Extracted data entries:
◇ ◇ ◇
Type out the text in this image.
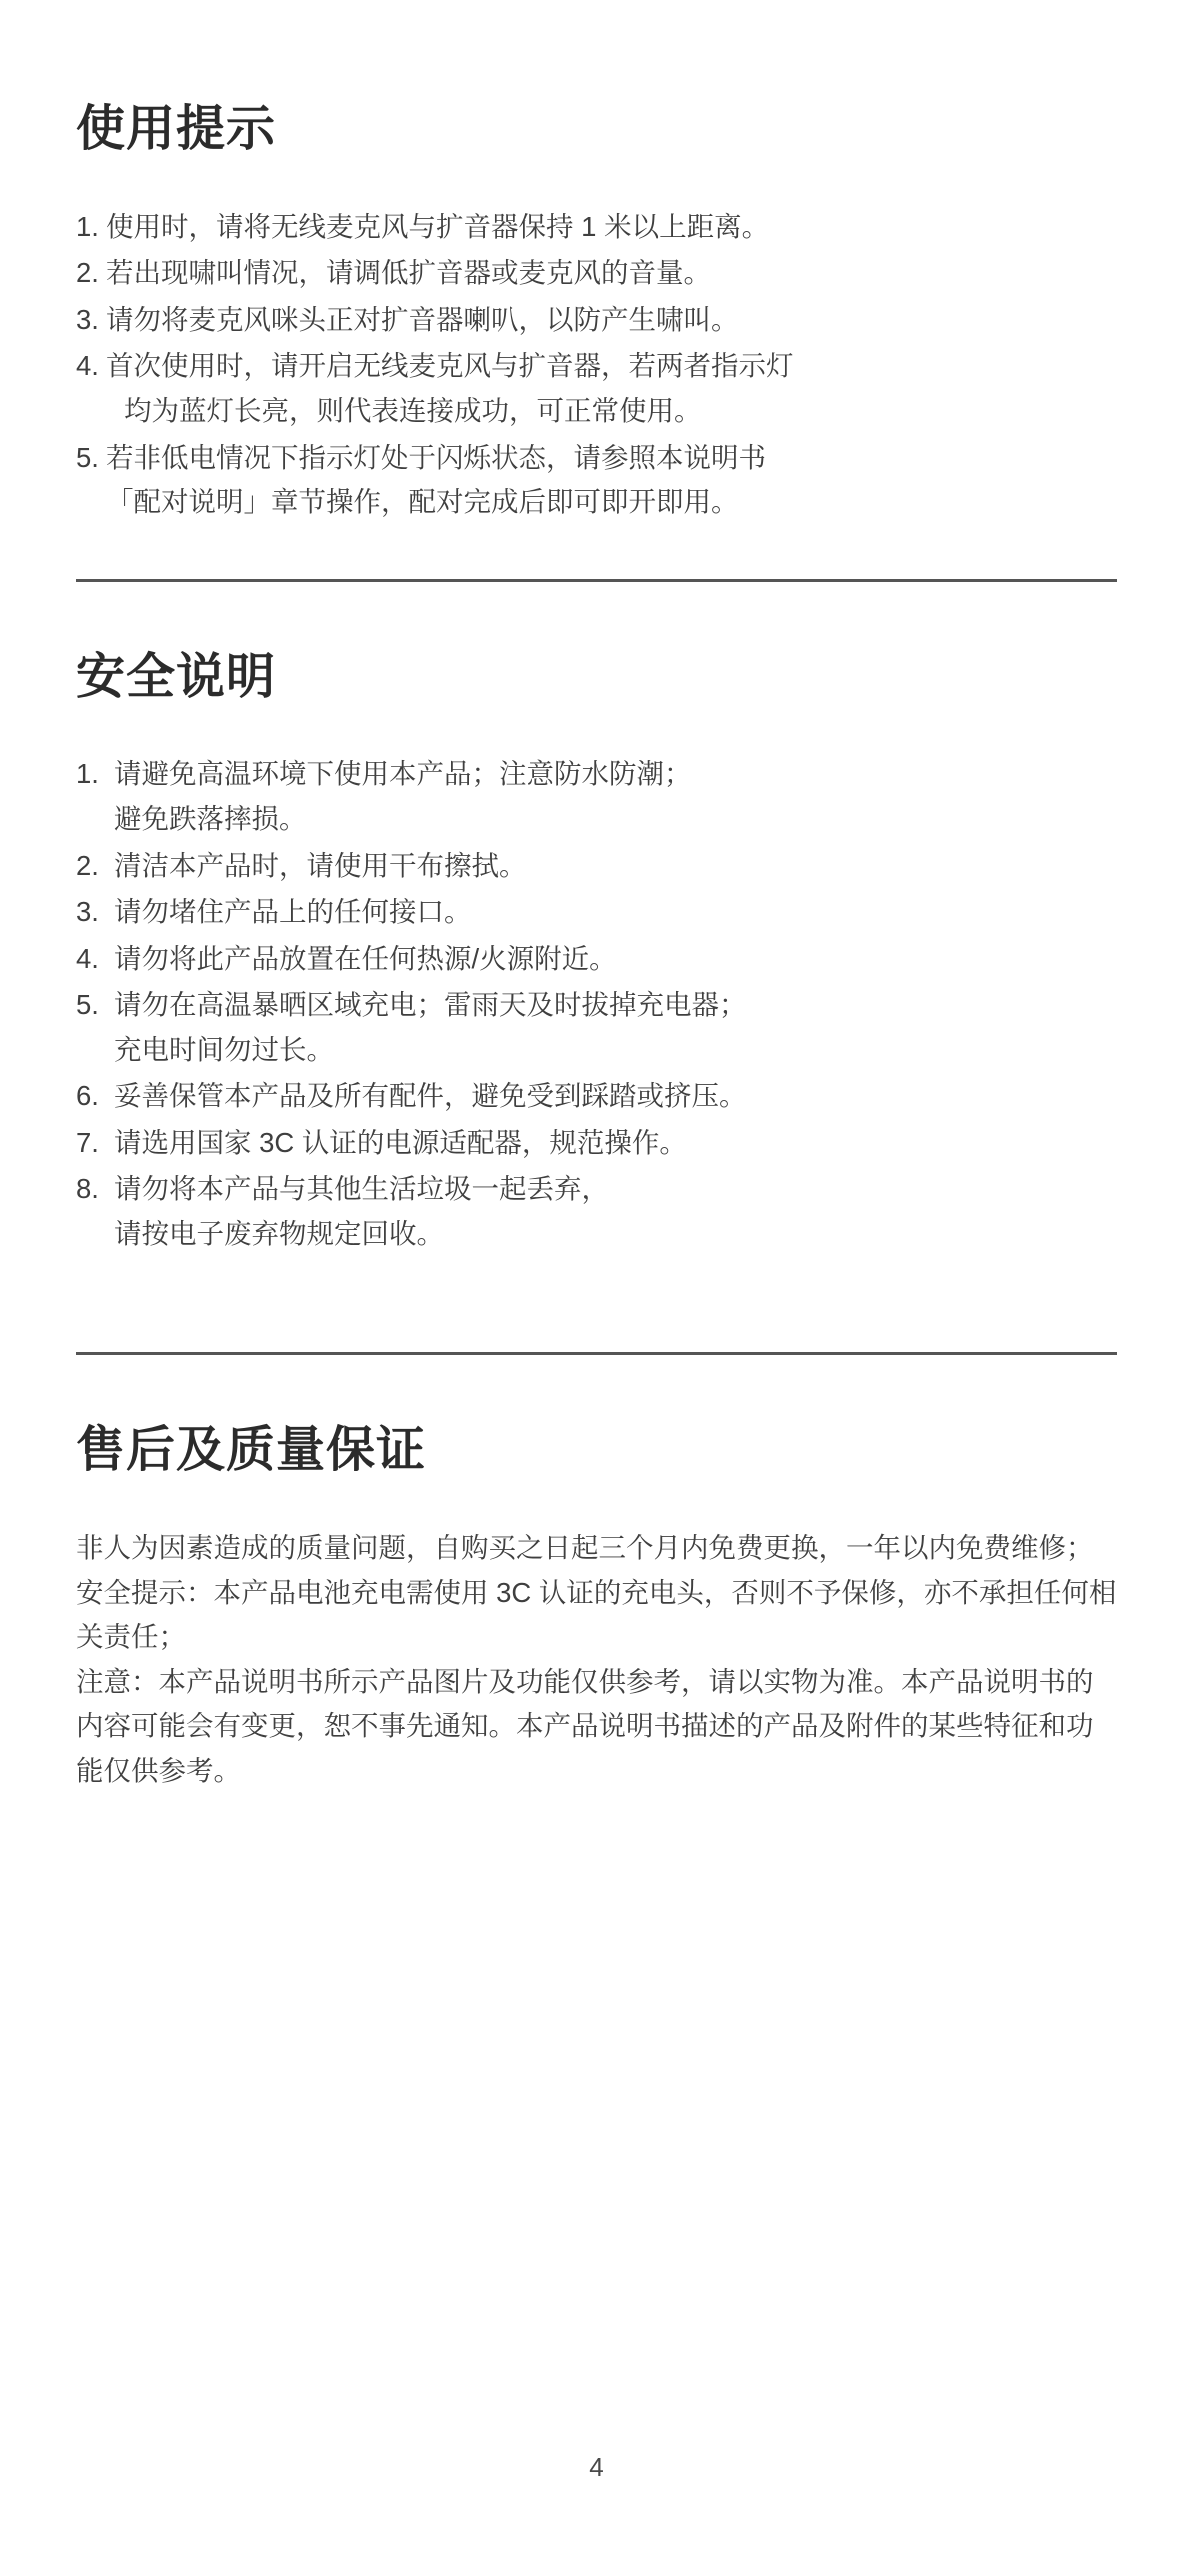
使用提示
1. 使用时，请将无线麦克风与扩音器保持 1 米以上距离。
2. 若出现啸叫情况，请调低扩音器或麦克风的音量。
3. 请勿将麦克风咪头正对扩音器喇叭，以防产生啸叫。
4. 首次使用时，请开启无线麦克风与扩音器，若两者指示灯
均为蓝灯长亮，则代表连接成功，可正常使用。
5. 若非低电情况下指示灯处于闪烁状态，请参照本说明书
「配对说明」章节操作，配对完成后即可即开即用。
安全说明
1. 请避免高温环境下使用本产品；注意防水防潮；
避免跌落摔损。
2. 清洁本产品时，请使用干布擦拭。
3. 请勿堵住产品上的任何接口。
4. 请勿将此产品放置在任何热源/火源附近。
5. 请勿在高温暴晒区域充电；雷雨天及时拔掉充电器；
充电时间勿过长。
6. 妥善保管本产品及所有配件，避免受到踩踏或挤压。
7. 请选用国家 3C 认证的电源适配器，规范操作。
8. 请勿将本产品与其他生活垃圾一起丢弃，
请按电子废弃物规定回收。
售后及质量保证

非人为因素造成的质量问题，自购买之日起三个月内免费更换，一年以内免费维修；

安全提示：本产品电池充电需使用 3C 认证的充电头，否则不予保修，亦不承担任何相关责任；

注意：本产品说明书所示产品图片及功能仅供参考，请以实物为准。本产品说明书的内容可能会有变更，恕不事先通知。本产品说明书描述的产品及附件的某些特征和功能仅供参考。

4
◇ ◇ ◇
* Directive:
Write the records out once more, exactly as they appear, with no pictures.

* Solved problem:
Type out the text in this image.
使用提示
1. 使用时，请将无线麦克风与扩音器保持 1 米以上距离。
2. 若出现啸叫情况，请调低扩音器或麦克风的音量。
3. 请勿将麦克风咪头正对扩音器喇叭，以防产生啸叫。
4. 首次使用时，请开启无线麦克风与扩音器，若两者指示灯
均为蓝灯长亮，则代表连接成功，可正常使用。
5. 若非低电情况下指示灯处于闪烁状态，请参照本说明书
「配对说明」章节操作，配对完成后即可即开即用。
安全说明
1. 请避免高温环境下使用本产品；注意防水防潮；
避免跌落摔损。
2. 清洁本产品时，请使用干布擦拭。
3. 请勿堵住产品上的任何接口。
4. 请勿将此产品放置在任何热源/火源附近。
5. 请勿在高温暴晒区域充电；雷雨天及时拔掉充电器；
充电时间勿过长。
6. 妥善保管本产品及所有配件，避免受到踩踏或挤压。
7. 请选用国家 3C 认证的电源适配器，规范操作。
8. 请勿将本产品与其他生活垃圾一起丢弃，
请按电子废弃物规定回收。
售后及质量保证

非人为因素造成的质量问题，自购买之日起三个月内免费更换，一年以内免费维修；

安全提示：本产品电池充电需使用 3C 认证的充电头，否则不予保修，亦不承担任何相关责任；

注意：本产品说明书所示产品图片及功能仅供参考，请以实物为准。本产品说明书的内容可能会有变更，恕不事先通知。本产品说明书描述的产品及附件的某些特征和功能仅供参考。

4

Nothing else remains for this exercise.